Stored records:
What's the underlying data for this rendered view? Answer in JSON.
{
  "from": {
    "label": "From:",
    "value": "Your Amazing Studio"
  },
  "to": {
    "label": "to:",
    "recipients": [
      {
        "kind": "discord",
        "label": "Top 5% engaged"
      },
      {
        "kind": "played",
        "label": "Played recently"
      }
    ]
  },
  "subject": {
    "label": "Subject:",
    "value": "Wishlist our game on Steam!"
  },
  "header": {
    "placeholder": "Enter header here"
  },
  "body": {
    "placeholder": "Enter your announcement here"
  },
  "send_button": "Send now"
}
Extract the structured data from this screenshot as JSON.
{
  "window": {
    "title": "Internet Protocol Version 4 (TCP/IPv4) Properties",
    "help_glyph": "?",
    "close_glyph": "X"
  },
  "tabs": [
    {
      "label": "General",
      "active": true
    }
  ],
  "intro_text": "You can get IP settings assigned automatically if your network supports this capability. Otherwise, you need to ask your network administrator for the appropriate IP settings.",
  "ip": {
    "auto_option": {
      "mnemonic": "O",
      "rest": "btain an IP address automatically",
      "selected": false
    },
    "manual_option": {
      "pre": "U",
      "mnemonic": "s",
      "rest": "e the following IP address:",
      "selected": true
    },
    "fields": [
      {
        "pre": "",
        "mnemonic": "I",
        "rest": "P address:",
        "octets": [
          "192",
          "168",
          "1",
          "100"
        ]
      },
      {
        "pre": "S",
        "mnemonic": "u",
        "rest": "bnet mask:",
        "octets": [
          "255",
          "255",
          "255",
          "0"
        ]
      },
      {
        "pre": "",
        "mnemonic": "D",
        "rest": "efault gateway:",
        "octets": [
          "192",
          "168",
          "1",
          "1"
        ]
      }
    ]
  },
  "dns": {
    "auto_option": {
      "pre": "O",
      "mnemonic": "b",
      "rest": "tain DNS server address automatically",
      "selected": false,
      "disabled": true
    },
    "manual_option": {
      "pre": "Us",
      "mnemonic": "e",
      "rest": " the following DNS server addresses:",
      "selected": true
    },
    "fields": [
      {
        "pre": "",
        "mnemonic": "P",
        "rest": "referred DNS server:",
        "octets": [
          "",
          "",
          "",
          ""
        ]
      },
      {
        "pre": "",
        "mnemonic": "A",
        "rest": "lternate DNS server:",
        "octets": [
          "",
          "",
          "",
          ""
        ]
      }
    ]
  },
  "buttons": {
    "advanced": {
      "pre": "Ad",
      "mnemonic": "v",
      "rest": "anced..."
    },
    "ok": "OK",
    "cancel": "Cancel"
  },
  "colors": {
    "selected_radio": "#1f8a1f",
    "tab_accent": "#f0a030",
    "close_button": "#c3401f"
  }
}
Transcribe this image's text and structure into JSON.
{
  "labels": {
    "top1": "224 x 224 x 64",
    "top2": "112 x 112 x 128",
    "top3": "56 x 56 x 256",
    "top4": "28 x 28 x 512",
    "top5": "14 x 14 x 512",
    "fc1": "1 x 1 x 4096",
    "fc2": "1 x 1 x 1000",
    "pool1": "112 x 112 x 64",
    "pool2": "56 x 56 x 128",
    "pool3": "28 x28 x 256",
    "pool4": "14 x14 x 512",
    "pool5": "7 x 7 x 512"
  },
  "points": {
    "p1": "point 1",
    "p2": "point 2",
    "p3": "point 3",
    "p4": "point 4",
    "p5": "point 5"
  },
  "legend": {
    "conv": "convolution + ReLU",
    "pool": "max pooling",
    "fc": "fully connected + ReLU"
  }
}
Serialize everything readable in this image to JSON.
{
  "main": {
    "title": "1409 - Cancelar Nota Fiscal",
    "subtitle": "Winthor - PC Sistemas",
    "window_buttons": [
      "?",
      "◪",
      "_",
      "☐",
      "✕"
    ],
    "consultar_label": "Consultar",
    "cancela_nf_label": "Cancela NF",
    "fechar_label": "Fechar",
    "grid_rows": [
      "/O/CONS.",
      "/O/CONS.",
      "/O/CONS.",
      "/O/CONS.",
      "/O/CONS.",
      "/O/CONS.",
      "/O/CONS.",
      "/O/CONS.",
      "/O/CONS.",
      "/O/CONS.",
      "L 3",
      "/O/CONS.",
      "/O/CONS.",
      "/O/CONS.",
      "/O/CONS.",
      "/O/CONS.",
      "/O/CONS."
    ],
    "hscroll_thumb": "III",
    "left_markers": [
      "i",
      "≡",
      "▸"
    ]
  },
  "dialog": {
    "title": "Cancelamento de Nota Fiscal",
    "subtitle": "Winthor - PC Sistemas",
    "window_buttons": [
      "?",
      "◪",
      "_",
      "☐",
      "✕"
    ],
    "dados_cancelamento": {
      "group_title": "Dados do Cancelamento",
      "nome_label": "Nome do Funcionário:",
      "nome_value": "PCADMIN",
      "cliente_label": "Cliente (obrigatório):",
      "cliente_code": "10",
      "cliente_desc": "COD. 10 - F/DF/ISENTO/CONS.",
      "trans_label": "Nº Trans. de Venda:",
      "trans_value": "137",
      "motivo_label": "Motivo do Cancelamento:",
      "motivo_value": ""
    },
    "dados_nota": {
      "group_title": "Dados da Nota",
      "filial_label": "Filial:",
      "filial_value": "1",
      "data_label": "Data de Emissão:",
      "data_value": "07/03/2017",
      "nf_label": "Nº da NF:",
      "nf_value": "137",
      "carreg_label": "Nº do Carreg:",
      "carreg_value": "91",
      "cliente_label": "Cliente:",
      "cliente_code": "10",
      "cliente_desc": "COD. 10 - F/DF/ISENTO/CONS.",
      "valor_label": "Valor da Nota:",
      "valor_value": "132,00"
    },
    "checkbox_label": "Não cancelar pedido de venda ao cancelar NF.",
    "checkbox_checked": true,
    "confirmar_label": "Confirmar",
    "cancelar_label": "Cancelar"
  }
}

* Exercise *
From the records above, copy every line that holds the word "JSON".

* Answer for this exercise *
What's the underlying data for this rendered view? Answer in JSON.
Extract the structured data from this screenshot as JSON.
Transcribe this image's text and structure into JSON.
Serialize everything readable in this image to JSON.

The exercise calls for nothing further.